Problem details ▸
Determine the number of lines in the data that include the word "name", and write only that number.

Rows from a figure dataset:

══════

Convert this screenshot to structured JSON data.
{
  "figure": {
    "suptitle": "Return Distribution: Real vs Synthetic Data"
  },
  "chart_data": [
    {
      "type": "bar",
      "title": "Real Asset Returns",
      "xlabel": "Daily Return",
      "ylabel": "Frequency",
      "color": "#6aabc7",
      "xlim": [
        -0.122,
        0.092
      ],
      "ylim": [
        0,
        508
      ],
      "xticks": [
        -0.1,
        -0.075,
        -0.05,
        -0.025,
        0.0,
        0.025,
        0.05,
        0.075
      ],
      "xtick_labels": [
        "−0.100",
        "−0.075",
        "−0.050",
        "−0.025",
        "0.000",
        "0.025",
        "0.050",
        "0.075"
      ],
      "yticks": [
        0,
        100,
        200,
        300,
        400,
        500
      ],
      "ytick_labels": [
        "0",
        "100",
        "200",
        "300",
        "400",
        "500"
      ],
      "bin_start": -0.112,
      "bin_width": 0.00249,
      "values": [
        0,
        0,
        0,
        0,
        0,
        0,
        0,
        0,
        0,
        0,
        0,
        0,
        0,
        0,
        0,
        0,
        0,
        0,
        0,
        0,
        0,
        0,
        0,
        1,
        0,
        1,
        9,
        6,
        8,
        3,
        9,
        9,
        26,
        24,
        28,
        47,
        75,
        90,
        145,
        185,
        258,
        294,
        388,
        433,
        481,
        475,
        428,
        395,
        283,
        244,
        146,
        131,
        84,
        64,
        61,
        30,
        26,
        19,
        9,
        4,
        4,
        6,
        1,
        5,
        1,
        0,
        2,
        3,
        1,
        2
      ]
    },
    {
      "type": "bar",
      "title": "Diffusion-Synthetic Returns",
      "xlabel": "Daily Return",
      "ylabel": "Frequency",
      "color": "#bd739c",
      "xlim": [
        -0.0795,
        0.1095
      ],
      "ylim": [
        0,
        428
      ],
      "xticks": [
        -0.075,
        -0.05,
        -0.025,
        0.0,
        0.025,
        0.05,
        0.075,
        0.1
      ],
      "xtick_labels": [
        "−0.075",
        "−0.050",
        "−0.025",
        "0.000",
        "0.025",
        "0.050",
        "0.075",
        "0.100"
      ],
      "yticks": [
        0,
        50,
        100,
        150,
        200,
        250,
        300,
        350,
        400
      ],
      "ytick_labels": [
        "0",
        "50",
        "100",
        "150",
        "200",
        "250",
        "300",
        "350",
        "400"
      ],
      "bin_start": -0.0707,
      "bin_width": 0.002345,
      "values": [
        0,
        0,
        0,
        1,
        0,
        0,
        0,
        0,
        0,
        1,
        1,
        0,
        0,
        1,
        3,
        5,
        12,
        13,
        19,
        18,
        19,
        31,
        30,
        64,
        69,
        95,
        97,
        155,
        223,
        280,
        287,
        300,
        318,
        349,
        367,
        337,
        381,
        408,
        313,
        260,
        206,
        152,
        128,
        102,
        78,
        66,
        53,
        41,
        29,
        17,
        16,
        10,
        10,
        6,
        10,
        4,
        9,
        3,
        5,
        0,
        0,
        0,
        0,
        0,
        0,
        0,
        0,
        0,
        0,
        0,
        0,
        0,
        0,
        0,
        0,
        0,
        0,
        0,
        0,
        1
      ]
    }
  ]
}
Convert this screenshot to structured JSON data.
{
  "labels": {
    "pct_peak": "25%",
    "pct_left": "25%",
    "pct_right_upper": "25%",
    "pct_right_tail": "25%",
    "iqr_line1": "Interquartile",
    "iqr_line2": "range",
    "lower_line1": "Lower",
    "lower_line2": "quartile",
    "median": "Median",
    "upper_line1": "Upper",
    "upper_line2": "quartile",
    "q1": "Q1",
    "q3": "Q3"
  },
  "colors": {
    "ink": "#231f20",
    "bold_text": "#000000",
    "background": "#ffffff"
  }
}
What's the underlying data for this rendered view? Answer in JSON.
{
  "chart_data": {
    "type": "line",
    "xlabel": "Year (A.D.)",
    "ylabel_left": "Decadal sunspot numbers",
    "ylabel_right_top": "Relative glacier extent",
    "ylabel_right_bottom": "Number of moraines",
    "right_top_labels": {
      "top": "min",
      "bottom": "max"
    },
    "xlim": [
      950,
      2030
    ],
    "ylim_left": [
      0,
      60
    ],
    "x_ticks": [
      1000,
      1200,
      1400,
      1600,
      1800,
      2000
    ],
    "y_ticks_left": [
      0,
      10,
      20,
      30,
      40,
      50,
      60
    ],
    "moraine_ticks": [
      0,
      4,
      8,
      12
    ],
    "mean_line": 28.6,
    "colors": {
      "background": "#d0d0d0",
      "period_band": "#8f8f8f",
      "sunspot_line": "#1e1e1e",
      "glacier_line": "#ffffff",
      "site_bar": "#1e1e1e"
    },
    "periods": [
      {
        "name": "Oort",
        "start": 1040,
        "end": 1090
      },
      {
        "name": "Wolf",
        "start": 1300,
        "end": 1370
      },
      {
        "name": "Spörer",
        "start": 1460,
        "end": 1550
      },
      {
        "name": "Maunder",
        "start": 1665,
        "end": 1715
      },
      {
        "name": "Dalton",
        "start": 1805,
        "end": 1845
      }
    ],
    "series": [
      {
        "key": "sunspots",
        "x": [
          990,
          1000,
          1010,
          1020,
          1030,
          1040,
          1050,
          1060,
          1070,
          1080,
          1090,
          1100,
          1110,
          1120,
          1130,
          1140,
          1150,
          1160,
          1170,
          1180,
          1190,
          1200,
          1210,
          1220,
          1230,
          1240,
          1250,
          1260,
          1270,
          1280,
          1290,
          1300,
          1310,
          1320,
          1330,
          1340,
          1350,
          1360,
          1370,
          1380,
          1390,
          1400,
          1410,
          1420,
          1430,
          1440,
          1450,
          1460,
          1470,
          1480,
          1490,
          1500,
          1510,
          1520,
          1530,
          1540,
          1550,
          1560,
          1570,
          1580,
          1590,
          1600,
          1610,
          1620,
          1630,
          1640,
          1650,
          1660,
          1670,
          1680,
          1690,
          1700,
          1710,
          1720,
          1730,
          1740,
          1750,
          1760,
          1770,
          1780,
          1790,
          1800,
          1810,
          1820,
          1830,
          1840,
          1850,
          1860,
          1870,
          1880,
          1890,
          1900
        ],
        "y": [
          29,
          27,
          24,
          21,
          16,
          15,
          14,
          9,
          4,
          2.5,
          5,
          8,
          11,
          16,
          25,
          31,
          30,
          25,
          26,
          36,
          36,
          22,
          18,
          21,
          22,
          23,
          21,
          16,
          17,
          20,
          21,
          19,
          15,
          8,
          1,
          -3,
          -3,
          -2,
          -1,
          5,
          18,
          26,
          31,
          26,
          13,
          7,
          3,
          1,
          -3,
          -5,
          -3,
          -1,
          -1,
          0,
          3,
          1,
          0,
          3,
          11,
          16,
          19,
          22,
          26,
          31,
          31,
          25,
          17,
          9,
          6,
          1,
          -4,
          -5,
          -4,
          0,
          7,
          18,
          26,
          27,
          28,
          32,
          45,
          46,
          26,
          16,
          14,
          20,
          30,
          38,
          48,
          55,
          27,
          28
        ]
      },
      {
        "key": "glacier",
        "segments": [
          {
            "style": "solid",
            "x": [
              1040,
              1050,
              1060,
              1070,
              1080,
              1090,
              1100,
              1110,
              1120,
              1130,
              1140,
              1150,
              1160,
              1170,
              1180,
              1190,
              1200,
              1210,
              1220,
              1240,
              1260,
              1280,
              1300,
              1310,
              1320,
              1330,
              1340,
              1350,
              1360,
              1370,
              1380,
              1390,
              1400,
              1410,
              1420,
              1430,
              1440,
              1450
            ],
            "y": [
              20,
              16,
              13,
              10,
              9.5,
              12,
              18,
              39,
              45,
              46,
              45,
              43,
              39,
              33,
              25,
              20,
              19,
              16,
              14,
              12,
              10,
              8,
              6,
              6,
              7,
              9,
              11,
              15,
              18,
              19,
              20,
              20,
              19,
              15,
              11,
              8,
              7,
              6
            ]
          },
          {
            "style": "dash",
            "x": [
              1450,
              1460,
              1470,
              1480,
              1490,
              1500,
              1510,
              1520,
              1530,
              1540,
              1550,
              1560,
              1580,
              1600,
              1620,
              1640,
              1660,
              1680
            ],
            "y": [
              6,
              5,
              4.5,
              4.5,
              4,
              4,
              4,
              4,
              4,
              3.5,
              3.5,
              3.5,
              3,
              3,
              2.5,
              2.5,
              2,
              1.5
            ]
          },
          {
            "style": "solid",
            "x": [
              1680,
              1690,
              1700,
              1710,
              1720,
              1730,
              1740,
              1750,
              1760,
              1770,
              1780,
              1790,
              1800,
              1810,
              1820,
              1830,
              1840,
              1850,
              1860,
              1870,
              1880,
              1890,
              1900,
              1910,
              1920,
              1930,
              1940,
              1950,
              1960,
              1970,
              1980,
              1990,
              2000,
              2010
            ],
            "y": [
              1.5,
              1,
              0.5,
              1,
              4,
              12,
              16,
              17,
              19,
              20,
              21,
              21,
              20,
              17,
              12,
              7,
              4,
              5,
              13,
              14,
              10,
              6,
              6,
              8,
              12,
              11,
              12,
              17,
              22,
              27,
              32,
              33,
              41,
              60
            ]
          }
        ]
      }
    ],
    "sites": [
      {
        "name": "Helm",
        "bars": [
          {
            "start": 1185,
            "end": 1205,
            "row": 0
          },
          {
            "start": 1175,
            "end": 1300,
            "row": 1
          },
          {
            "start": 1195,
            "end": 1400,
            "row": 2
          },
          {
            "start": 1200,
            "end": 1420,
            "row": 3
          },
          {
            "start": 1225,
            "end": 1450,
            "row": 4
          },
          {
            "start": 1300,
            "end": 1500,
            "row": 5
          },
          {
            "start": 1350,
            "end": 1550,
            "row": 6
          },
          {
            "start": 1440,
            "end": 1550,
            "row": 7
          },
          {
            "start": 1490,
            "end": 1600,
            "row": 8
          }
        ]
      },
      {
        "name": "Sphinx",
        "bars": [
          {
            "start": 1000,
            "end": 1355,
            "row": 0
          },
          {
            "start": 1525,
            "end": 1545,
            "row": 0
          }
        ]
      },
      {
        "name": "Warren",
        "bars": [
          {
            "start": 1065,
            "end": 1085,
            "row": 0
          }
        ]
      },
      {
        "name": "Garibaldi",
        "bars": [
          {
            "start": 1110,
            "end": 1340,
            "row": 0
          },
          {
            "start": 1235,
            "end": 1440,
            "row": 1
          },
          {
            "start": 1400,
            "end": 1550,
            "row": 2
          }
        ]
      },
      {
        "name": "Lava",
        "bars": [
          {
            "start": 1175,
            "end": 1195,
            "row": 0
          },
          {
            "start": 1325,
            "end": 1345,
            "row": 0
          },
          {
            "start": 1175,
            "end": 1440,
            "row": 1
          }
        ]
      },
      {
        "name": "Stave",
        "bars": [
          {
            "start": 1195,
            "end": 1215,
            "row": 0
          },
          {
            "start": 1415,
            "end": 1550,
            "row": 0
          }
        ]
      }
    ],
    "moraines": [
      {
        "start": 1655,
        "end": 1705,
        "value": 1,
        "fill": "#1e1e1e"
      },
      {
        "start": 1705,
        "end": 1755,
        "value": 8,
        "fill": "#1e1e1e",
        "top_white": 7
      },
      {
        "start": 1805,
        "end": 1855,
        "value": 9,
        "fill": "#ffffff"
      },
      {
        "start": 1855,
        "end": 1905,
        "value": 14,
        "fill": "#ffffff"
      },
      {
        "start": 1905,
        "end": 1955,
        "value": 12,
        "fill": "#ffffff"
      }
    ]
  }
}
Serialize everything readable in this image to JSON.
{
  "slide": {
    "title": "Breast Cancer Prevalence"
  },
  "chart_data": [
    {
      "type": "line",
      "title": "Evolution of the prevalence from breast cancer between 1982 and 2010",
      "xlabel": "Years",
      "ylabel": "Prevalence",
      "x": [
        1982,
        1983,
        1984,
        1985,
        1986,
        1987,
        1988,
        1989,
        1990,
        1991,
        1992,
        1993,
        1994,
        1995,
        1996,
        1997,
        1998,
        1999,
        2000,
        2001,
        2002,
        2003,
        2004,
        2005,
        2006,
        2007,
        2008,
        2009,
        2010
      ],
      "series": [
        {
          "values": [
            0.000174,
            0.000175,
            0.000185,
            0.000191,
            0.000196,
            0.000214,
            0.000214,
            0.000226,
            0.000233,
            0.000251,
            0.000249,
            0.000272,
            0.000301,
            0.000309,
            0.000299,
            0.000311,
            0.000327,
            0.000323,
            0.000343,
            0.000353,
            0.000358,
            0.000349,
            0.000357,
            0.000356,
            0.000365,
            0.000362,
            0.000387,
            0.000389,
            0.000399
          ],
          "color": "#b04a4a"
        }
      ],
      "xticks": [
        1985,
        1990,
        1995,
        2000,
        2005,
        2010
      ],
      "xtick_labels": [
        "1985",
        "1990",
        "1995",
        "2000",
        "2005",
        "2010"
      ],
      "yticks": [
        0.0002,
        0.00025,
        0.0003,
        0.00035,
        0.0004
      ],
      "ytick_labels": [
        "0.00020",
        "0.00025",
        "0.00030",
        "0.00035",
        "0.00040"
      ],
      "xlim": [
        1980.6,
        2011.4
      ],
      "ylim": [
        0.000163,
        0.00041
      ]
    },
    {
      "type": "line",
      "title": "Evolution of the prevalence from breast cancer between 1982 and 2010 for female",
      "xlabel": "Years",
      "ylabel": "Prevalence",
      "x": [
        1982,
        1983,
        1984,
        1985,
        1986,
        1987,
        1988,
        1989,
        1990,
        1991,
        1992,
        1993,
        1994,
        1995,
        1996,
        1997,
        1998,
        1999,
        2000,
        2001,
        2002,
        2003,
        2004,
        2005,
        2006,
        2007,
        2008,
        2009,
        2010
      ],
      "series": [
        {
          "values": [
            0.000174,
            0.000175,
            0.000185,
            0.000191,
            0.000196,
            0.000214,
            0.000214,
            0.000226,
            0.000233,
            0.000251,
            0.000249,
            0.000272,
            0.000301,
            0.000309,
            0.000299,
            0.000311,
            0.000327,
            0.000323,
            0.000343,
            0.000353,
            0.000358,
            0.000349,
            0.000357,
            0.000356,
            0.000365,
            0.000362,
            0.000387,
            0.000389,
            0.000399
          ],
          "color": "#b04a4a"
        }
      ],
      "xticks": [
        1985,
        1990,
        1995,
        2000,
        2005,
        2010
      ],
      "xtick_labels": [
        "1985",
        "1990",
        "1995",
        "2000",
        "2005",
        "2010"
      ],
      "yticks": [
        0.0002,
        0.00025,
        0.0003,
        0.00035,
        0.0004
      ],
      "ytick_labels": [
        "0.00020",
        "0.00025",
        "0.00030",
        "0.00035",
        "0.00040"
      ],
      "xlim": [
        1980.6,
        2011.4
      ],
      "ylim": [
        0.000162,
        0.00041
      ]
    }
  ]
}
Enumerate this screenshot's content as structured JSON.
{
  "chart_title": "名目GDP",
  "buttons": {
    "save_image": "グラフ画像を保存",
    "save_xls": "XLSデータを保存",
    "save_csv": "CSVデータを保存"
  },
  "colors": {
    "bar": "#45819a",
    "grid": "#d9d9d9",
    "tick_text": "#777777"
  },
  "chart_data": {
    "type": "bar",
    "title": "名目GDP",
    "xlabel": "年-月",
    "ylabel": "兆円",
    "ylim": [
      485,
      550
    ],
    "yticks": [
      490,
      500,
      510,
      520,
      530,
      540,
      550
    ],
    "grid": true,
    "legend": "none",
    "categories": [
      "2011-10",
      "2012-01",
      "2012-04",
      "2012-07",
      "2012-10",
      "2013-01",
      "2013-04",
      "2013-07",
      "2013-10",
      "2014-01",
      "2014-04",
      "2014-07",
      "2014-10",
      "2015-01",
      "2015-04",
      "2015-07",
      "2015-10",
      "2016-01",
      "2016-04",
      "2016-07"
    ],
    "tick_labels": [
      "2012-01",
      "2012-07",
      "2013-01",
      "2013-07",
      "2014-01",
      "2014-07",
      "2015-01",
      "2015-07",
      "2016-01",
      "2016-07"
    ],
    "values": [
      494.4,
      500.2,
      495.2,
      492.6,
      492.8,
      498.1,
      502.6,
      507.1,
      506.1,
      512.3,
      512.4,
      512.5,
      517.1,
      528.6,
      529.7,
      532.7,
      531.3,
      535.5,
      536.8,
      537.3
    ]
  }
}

══════

Finished task ▸
11